> **Stated task**: Go through the lines below. Copy those with "peti".

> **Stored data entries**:
+++
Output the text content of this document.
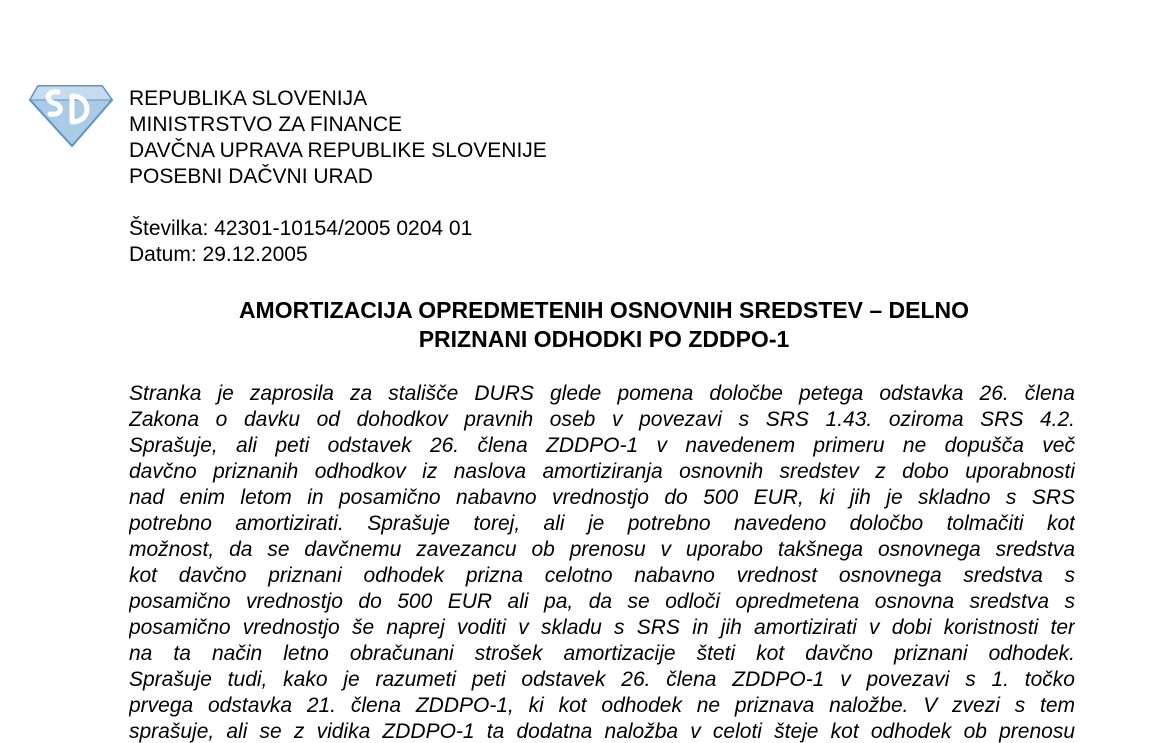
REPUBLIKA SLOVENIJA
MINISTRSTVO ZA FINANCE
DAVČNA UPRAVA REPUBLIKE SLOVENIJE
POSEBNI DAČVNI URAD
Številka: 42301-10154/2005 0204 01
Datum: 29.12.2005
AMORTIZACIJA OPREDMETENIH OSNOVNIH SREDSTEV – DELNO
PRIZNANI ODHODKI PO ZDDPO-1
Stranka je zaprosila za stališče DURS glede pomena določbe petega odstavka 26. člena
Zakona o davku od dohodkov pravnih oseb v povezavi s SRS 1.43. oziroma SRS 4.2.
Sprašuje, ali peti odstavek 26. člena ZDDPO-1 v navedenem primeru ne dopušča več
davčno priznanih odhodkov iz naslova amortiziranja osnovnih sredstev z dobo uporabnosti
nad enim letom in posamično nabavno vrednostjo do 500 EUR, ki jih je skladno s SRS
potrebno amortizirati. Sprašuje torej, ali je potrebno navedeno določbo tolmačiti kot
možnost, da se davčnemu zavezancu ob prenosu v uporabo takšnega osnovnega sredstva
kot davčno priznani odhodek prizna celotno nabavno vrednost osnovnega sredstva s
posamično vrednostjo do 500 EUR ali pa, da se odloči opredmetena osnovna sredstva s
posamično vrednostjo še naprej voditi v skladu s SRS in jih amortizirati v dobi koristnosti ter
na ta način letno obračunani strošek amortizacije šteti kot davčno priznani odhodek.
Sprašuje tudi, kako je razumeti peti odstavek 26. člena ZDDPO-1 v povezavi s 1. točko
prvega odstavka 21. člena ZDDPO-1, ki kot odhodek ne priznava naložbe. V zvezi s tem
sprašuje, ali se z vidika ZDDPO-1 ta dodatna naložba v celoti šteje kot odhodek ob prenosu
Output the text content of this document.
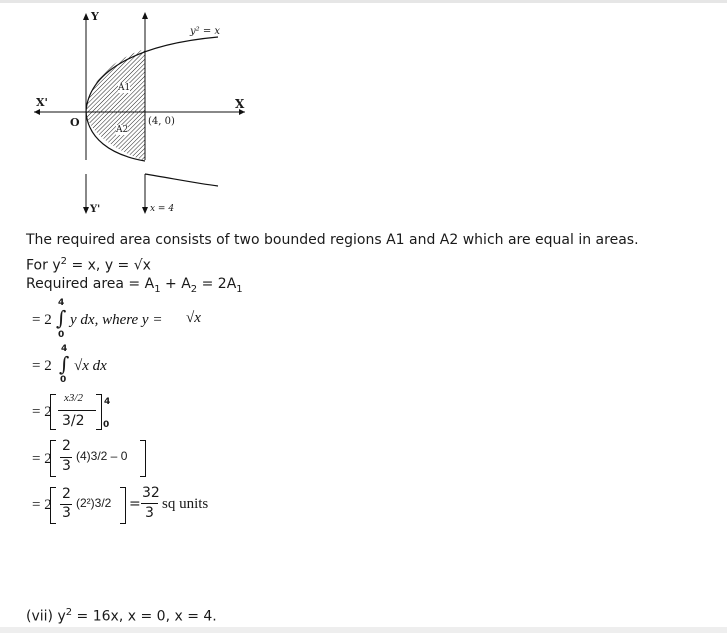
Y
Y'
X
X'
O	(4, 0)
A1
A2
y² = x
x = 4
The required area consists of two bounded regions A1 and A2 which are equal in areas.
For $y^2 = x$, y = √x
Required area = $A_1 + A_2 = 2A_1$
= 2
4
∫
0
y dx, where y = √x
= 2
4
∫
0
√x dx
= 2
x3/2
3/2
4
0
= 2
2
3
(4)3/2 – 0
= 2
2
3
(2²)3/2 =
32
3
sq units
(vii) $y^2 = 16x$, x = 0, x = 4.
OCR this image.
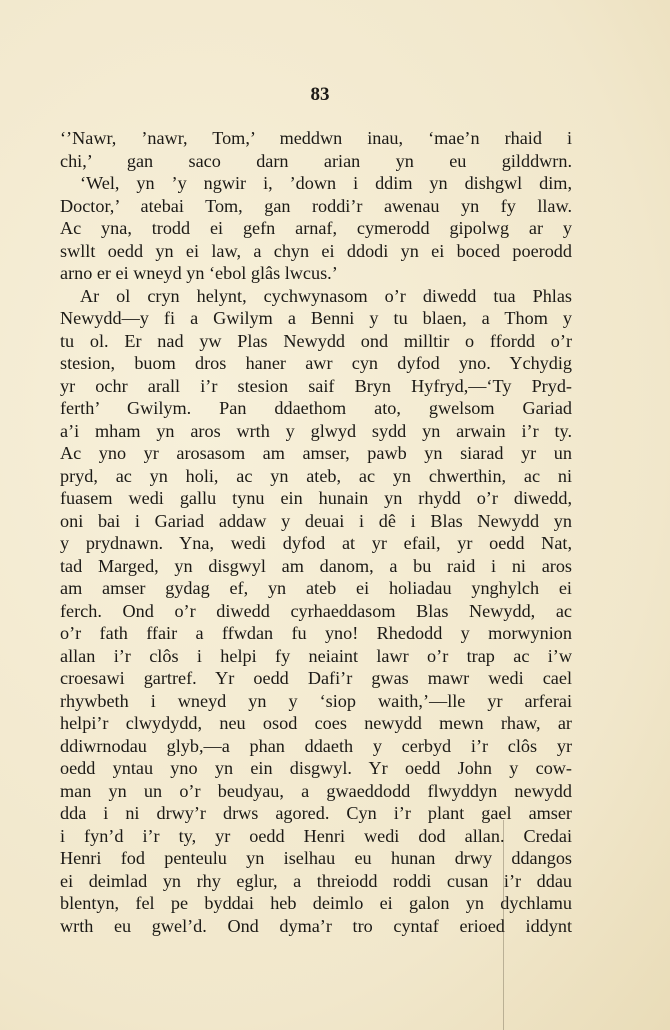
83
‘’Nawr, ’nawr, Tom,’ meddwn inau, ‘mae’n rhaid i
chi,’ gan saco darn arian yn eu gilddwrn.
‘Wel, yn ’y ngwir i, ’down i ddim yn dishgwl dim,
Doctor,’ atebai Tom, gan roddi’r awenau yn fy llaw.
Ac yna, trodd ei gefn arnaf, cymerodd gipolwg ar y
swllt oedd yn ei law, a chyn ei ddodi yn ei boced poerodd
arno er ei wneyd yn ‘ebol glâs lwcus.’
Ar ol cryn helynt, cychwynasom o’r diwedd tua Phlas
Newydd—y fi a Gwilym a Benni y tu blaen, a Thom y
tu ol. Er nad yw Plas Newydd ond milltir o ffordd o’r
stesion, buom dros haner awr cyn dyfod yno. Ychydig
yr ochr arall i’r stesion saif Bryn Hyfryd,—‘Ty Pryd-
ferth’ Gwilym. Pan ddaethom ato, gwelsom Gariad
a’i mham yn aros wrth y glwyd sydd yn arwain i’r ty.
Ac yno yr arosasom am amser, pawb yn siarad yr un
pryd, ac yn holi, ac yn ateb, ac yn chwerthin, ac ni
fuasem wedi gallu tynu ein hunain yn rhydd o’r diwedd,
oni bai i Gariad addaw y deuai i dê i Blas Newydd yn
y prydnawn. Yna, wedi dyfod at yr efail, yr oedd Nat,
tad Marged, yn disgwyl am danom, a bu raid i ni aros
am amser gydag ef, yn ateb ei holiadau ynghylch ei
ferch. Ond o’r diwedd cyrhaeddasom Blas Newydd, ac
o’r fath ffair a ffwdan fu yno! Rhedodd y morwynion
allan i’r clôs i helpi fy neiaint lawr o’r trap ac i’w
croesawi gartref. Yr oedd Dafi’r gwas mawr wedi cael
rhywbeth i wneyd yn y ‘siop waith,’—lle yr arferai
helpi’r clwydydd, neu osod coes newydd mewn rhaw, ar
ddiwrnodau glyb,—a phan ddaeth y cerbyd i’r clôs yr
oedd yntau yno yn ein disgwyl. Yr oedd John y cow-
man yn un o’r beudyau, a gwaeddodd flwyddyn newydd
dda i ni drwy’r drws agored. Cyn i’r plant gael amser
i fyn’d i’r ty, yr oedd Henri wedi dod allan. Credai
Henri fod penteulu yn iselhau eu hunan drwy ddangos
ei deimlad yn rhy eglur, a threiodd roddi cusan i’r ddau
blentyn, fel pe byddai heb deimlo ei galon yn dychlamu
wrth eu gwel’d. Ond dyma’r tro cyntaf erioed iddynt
+++
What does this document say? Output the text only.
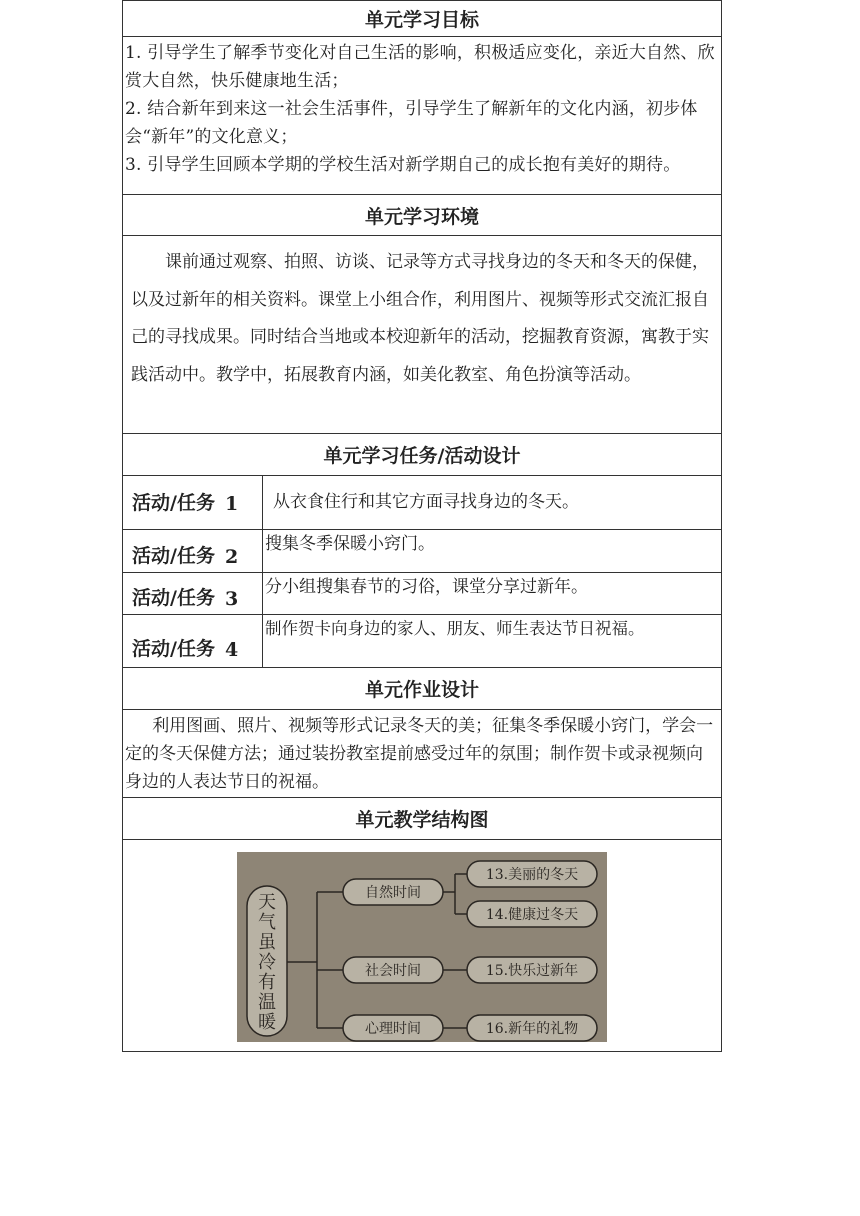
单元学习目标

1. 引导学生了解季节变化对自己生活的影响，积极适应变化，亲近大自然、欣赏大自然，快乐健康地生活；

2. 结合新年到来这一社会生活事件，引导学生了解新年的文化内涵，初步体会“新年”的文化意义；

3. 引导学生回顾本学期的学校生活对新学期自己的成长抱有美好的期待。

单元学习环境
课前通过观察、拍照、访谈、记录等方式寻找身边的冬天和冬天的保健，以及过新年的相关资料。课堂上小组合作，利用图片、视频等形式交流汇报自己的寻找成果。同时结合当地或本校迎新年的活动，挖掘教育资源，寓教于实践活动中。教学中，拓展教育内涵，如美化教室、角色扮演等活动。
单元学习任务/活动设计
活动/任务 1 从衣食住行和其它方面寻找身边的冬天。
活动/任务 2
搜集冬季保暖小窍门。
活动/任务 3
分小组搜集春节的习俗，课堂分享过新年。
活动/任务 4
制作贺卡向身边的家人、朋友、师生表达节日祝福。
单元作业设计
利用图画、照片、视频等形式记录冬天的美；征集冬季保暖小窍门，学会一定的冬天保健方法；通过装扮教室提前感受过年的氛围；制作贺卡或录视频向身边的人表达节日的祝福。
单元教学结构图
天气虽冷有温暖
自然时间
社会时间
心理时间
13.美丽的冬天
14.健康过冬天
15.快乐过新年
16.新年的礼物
+++
> **Right answer**:
Sprašuje, ali peti odstavek 26. člena ZDDPO-1 v navedenem primeru ne dopušča več
Sprašuje tudi, kako je razumeti peti odstavek 26. člena ZDDPO-1 v povezavi s 1. točko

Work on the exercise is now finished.